** DIRECTIONS **
Write out the listing below from the line containing "Serialize everything readable" to its last line, unaltered, ends included.

--- Begin SUPPLIED MATERIAL ---

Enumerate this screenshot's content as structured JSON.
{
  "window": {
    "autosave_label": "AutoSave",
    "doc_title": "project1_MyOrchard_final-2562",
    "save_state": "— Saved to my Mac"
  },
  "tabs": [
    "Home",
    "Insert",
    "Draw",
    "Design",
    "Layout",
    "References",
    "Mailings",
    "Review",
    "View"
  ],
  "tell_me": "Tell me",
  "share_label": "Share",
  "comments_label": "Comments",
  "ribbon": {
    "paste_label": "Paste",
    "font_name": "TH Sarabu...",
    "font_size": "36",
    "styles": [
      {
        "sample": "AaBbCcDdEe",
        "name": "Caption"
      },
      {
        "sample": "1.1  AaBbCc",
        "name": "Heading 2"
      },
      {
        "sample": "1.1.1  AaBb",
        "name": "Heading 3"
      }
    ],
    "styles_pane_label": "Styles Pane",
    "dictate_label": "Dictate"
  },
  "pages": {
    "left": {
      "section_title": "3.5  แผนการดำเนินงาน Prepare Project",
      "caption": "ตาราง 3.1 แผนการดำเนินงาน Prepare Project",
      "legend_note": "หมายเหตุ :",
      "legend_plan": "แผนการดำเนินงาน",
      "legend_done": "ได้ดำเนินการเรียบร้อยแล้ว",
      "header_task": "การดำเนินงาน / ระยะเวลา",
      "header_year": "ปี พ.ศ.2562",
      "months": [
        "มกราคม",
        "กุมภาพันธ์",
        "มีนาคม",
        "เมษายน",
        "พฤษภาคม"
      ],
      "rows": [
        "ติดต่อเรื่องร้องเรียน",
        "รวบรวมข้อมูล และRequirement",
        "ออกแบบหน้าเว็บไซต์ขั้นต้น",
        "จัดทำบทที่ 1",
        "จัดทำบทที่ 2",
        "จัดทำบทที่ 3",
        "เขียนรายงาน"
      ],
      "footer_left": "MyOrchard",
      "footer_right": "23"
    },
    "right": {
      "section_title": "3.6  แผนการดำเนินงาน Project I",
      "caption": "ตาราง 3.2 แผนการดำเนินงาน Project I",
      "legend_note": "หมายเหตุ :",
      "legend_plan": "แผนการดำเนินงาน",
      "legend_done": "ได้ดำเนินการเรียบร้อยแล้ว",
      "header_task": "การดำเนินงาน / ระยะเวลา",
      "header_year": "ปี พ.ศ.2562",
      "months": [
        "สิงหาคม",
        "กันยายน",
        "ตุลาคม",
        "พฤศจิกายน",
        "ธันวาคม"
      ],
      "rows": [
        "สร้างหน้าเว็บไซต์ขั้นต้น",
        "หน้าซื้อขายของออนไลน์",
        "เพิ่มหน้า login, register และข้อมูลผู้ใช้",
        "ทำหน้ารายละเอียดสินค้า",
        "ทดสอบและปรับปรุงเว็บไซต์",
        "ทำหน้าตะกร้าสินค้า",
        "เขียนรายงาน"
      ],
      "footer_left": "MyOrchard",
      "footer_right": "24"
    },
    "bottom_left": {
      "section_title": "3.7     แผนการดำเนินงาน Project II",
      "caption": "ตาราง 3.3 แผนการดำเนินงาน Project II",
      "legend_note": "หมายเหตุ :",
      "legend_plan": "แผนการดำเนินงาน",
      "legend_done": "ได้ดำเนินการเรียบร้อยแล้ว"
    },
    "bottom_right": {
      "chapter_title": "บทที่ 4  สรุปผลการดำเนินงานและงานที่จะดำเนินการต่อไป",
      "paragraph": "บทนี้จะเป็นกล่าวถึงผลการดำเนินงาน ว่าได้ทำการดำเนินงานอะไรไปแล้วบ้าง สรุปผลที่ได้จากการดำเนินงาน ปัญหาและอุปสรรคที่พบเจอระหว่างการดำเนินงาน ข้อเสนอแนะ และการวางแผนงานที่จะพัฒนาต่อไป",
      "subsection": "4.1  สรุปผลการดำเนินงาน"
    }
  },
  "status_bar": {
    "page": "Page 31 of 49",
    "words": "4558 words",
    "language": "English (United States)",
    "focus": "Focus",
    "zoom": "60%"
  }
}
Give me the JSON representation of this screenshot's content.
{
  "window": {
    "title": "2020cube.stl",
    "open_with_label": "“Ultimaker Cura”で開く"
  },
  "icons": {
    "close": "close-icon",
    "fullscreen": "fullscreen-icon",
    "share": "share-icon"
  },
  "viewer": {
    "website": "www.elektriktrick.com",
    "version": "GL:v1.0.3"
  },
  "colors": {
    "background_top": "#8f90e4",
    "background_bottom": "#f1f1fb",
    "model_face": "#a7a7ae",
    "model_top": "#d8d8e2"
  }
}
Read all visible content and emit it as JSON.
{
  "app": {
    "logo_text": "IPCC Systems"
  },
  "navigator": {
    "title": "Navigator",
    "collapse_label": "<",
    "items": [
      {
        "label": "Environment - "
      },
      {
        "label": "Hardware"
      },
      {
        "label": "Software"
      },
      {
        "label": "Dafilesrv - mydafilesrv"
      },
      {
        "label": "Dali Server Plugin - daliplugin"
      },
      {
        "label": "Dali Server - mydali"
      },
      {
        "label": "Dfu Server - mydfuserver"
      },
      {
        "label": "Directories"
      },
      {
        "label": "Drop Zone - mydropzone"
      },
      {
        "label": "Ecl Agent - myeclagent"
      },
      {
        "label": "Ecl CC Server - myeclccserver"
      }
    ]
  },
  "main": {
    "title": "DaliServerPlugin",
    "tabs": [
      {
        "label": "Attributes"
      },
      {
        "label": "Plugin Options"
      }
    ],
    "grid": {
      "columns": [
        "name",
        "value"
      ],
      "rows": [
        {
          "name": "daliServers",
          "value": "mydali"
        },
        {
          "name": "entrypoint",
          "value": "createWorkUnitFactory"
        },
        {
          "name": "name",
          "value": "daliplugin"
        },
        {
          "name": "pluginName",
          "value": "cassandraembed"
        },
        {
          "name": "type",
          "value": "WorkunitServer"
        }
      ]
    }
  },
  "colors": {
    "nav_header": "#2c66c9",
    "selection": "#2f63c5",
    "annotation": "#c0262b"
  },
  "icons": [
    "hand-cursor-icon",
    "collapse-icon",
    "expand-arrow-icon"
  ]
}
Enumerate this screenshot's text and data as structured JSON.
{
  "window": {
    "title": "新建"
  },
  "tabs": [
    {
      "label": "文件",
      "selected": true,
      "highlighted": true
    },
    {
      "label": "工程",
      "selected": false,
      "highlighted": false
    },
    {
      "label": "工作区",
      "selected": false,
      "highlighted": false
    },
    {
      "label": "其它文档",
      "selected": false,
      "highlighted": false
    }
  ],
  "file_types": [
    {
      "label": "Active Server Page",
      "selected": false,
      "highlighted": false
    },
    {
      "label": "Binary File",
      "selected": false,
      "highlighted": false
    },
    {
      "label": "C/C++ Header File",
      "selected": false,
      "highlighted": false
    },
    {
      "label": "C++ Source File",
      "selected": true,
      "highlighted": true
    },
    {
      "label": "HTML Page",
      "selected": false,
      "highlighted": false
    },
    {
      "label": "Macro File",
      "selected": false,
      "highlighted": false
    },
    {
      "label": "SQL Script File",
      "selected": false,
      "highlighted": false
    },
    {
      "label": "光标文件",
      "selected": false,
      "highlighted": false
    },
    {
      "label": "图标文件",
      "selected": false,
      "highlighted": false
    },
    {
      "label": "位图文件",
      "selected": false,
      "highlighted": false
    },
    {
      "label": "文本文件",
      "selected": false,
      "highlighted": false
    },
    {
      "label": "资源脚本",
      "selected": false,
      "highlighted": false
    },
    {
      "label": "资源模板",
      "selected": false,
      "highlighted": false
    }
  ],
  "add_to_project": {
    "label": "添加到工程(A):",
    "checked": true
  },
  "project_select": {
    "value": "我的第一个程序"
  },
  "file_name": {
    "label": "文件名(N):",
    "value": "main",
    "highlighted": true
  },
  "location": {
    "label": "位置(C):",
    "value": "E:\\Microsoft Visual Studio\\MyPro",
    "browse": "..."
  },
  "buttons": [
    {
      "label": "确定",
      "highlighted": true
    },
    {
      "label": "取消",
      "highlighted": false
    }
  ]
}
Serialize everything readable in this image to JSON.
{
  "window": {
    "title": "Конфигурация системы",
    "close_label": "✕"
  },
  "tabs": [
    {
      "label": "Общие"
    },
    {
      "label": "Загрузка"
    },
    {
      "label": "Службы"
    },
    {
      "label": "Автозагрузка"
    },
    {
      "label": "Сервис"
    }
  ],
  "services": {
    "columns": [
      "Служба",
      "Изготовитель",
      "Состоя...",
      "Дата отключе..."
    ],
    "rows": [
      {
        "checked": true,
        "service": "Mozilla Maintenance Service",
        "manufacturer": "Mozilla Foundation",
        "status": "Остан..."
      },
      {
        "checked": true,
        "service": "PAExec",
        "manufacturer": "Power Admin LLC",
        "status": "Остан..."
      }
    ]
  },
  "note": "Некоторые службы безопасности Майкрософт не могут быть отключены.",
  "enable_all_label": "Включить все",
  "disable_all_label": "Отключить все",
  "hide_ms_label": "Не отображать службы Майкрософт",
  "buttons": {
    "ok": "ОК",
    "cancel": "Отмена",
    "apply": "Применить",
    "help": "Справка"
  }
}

--- End SUPPLIED MATERIAL ---

** ANSWER TO THE TASK **
Serialize everything readable in this image to JSON.
{
  "window": {
    "title": "Конфигурация системы",
    "close_label": "✕"
  },
  "tabs": [
    {
      "label": "Общие"
    },
    {
      "label": "Загрузка"
    },
    {
      "label": "Службы"
    },
    {
      "label": "Автозагрузка"
    },
    {
      "label": "Сервис"
    }
  ],
  "services": {
    "columns": [
      "Служба",
      "Изготовитель",
      "Состоя...",
      "Дата отключе..."
    ],
    "rows": [
      {
        "checked": true,
        "service": "Mozilla Maintenance Service",
        "manufacturer": "Mozilla Foundation",
        "status": "Остан..."
      },
      {
        "checked": true,
        "service": "PAExec",
        "manufacturer": "Power Admin LLC",
        "status": "Остан..."
      }
    ]
  },
  "note": "Некоторые службы безопасности Майкрософт не могут быть отключены.",
  "enable_all_label": "Включить все",
  "disable_all_label": "Отключить все",
  "hide_ms_label": "Не отображать службы Майкрософт",
  "buttons": {
    "ok": "ОК",
    "cancel": "Отмена",
    "apply": "Применить",
    "help": "Справка"
  }
}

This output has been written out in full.